>> Start Given records

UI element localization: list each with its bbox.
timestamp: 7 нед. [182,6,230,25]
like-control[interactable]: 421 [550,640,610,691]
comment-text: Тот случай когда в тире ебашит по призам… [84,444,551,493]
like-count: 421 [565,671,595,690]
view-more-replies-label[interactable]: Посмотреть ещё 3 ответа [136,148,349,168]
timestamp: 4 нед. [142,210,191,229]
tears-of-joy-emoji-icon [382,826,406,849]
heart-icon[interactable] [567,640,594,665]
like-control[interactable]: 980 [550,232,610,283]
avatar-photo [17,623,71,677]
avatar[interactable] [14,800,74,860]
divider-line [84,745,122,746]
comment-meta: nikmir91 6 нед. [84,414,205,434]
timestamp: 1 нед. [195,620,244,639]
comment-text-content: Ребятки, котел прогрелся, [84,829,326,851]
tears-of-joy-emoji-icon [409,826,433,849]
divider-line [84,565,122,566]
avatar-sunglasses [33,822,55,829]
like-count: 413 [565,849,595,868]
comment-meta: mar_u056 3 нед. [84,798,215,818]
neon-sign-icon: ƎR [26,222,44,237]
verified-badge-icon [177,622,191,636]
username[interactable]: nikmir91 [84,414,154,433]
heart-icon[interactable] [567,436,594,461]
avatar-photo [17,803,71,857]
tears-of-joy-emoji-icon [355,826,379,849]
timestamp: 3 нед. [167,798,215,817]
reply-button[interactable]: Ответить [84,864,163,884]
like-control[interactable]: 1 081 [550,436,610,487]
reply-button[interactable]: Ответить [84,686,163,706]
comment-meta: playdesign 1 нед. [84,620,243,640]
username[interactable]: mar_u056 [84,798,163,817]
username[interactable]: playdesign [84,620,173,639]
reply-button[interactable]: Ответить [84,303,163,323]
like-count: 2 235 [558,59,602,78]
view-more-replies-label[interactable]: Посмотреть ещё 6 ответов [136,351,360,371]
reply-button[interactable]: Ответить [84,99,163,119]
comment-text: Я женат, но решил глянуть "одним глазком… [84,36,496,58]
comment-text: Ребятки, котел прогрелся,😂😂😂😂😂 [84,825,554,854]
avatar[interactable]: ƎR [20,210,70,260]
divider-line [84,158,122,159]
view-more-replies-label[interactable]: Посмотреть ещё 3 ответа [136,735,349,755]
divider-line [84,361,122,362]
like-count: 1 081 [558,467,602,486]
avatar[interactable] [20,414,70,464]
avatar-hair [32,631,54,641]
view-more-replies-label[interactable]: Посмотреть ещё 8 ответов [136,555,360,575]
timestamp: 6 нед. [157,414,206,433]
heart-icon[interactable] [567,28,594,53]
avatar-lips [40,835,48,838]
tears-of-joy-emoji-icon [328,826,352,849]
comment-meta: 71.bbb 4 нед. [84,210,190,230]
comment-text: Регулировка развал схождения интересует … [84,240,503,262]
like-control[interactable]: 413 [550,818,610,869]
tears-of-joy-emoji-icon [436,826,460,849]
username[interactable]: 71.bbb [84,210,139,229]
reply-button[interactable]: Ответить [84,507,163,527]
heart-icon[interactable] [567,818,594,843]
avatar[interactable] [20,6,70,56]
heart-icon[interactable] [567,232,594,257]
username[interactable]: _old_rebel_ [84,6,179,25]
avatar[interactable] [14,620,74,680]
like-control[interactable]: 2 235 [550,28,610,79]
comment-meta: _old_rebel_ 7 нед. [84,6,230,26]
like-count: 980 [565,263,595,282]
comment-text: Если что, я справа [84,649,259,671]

>> End Given records

Return every line of the items above verbatim, in the same order and with no changes.

* Answer for this exercise *
UI element localization: list each with its bbox.
timestamp: 7 нед. [182,6,230,25]
like-control[interactable]: 421 [550,640,610,691]
comment-text: Тот случай когда в тире ебашит по призам… [84,444,551,493]
like-count: 421 [565,671,595,690]
view-more-replies-label[interactable]: Посмотреть ещё 3 ответа [136,148,349,168]
timestamp: 4 нед. [142,210,191,229]
tears-of-joy-emoji-icon [382,826,406,849]
heart-icon[interactable] [567,640,594,665]
like-control[interactable]: 980 [550,232,610,283]
avatar-photo [17,623,71,677]
avatar[interactable] [14,800,74,860]
divider-line [84,745,122,746]
comment-meta: nikmir91 6 нед. [84,414,205,434]
timestamp: 1 нед. [195,620,244,639]
comment-text-content: Ребятки, котел прогрелся, [84,829,326,851]
tears-of-joy-emoji-icon [409,826,433,849]
divider-line [84,565,122,566]
avatar-sunglasses [33,822,55,829]
like-count: 413 [565,849,595,868]
comment-meta: mar_u056 3 нед. [84,798,215,818]
neon-sign-icon: ƎR [26,222,44,237]
verified-badge-icon [177,622,191,636]
username[interactable]: nikmir91 [84,414,154,433]
heart-icon[interactable] [567,436,594,461]
avatar-photo [17,803,71,857]
tears-of-joy-emoji-icon [355,826,379,849]
timestamp: 3 нед. [167,798,215,817]
reply-button[interactable]: Ответить [84,864,163,884]
like-control[interactable]: 1 081 [550,436,610,487]
reply-button[interactable]: Ответить [84,686,163,706]
comment-meta: playdesign 1 нед. [84,620,243,640]
username[interactable]: mar_u056 [84,798,163,817]
username[interactable]: playdesign [84,620,173,639]
reply-button[interactable]: Ответить [84,303,163,323]
like-count: 2 235 [558,59,602,78]
view-more-replies-label[interactable]: Посмотреть ещё 6 ответов [136,351,360,371]
reply-button[interactable]: Ответить [84,99,163,119]
comment-text: Я женат, но решил глянуть "одним глазком… [84,36,496,58]
comment-text: Ребятки, котел прогрелся,😂😂😂😂😂 [84,825,554,854]
avatar[interactable]: ƎR [20,210,70,260]
divider-line [84,158,122,159]
view-more-replies-label[interactable]: Посмотреть ещё 3 ответа [136,735,349,755]
divider-line [84,361,122,362]
like-count: 1 081 [558,467,602,486]
avatar[interactable] [20,414,70,464]
avatar-hair [32,631,54,641]
view-more-replies-label[interactable]: Посмотреть ещё 8 ответов [136,555,360,575]
timestamp: 6 нед. [157,414,206,433]
heart-icon[interactable] [567,28,594,53]
avatar-lips [40,835,48,838]
tears-of-joy-emoji-icon [328,826,352,849]
comment-meta: 71.bbb 4 нед. [84,210,190,230]
comment-text: Регулировка развал схождения интересует … [84,240,503,262]
like-control[interactable]: 413 [550,818,610,869]
tears-of-joy-emoji-icon [436,826,460,849]
username[interactable]: 71.bbb [84,210,139,229]
reply-button[interactable]: Ответить [84,507,163,527]
heart-icon[interactable] [567,818,594,843]
avatar[interactable] [20,6,70,56]
heart-icon[interactable] [567,232,594,257]
username[interactable]: _old_rebel_ [84,6,179,25]
avatar[interactable] [14,620,74,680]
like-control[interactable]: 2 235 [550,28,610,79]
comment-meta: _old_rebel_ 7 нед. [84,6,230,26]
like-count: 980 [565,263,595,282]
comment-text: Если что, я справа [84,649,259,671]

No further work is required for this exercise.